EXERCISE DESCRIPTION>
Collect every line in the records below that contains the word "values".

MATERIAL SUPPLIED>

※

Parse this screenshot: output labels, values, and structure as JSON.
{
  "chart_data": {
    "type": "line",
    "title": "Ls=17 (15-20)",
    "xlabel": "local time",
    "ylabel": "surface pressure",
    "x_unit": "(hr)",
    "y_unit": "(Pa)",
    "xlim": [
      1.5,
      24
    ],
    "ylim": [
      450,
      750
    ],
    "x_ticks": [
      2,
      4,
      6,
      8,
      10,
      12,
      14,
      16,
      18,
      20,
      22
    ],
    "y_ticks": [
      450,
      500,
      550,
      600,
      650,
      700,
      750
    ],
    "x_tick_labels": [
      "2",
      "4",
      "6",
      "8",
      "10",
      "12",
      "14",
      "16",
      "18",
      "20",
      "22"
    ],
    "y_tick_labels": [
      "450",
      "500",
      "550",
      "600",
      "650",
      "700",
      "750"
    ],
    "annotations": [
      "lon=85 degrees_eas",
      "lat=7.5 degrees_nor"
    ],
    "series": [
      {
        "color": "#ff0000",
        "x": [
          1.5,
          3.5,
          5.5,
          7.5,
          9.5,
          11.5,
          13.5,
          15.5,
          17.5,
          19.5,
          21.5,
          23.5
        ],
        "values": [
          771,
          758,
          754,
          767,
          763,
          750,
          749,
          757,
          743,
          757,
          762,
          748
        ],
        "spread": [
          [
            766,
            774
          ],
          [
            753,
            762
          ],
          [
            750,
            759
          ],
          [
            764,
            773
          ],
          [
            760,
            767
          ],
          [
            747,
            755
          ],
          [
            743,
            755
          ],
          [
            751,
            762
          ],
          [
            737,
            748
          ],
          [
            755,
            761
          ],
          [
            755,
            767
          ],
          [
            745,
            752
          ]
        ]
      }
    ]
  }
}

※

TASK RESULT>
Parse this screenshot: output labels, values, and structure as JSON.
        "values": [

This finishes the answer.